§ **Required work**
Report all lines holding "cousin".

====== Entries

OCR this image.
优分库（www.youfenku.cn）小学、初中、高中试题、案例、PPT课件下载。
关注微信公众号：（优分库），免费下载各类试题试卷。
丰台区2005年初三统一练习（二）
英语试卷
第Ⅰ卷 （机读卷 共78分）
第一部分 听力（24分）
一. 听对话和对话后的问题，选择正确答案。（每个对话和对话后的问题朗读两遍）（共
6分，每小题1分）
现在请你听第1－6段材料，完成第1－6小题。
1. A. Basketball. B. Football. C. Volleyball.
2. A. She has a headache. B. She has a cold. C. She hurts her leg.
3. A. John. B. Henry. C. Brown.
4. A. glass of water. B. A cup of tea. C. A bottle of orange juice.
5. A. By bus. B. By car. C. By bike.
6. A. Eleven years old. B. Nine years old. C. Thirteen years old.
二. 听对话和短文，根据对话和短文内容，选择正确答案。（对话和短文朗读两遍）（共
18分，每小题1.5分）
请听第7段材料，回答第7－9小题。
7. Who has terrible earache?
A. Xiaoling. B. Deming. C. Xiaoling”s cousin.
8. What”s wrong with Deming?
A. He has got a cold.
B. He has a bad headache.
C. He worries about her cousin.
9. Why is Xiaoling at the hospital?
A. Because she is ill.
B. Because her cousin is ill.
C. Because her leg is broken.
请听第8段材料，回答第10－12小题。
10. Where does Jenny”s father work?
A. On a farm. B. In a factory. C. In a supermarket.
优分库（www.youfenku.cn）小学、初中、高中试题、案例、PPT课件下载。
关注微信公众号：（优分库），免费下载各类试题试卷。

============

§ **Written solution**
A. Xiaoling. B. Deming. C. Xiaoling”s cousin.
C. He worries about her cousin.
B. Because her cousin is ill.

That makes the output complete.